** Begin RECORDS TO USE **
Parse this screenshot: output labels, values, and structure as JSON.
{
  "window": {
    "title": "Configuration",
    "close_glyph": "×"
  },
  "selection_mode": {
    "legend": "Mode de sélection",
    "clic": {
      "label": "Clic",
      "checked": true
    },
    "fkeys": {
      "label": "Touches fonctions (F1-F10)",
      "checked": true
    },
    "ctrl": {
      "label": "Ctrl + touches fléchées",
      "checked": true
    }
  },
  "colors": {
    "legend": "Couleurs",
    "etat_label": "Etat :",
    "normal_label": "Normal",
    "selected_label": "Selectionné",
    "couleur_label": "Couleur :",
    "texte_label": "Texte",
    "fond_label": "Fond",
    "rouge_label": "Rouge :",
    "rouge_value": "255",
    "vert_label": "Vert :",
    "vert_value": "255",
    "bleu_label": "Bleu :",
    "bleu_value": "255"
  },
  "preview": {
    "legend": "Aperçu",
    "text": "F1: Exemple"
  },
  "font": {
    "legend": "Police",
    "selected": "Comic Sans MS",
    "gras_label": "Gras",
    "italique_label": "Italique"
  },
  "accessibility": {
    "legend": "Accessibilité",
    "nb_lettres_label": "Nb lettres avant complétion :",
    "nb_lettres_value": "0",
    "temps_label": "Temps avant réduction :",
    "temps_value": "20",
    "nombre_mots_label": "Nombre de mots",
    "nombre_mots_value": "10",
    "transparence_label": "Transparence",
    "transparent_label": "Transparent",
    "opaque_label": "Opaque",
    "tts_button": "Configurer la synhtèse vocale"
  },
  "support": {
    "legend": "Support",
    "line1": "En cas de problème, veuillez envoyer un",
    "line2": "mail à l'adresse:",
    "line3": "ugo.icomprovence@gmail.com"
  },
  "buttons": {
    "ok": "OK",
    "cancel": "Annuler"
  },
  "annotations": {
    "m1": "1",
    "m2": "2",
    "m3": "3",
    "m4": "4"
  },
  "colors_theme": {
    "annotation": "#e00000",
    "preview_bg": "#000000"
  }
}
** End RECORDS TO USE **
EXERCISE DETAILS –
Repeat the records above exactly, leaving none out.

ANSWER TO THE PROBLEM –
Parse this screenshot: output labels, values, and structure as JSON.
{
  "window": {
    "title": "Configuration",
    "close_glyph": "×"
  },
  "selection_mode": {
    "legend": "Mode de sélection",
    "clic": {
      "label": "Clic",
      "checked": true
    },
    "fkeys": {
      "label": "Touches fonctions (F1-F10)",
      "checked": true
    },
    "ctrl": {
      "label": "Ctrl + touches fléchées",
      "checked": true
    }
  },
  "colors": {
    "legend": "Couleurs",
    "etat_label": "Etat :",
    "normal_label": "Normal",
    "selected_label": "Selectionné",
    "couleur_label": "Couleur :",
    "texte_label": "Texte",
    "fond_label": "Fond",
    "rouge_label": "Rouge :",
    "rouge_value": "255",
    "vert_label": "Vert :",
    "vert_value": "255",
    "bleu_label": "Bleu :",
    "bleu_value": "255"
  },
  "preview": {
    "legend": "Aperçu",
    "text": "F1: Exemple"
  },
  "font": {
    "legend": "Police",
    "selected": "Comic Sans MS",
    "gras_label": "Gras",
    "italique_label": "Italique"
  },
  "accessibility": {
    "legend": "Accessibilité",
    "nb_lettres_label": "Nb lettres avant complétion :",
    "nb_lettres_value": "0",
    "temps_label": "Temps avant réduction :",
    "temps_value": "20",
    "nombre_mots_label": "Nombre de mots",
    "nombre_mots_value": "10",
    "transparence_label": "Transparence",
    "transparent_label": "Transparent",
    "opaque_label": "Opaque",
    "tts_button": "Configurer la synhtèse vocale"
  },
  "support": {
    "legend": "Support",
    "line1": "En cas de problème, veuillez envoyer un",
    "line2": "mail à l'adresse:",
    "line3": "ugo.icomprovence@gmail.com"
  },
  "buttons": {
    "ok": "OK",
    "cancel": "Annuler"
  },
  "annotations": {
    "m1": "1",
    "m2": "2",
    "m3": "3",
    "m4": "4"
  },
  "colors_theme": {
    "annotation": "#e00000",
    "preview_bg": "#000000"
  }
}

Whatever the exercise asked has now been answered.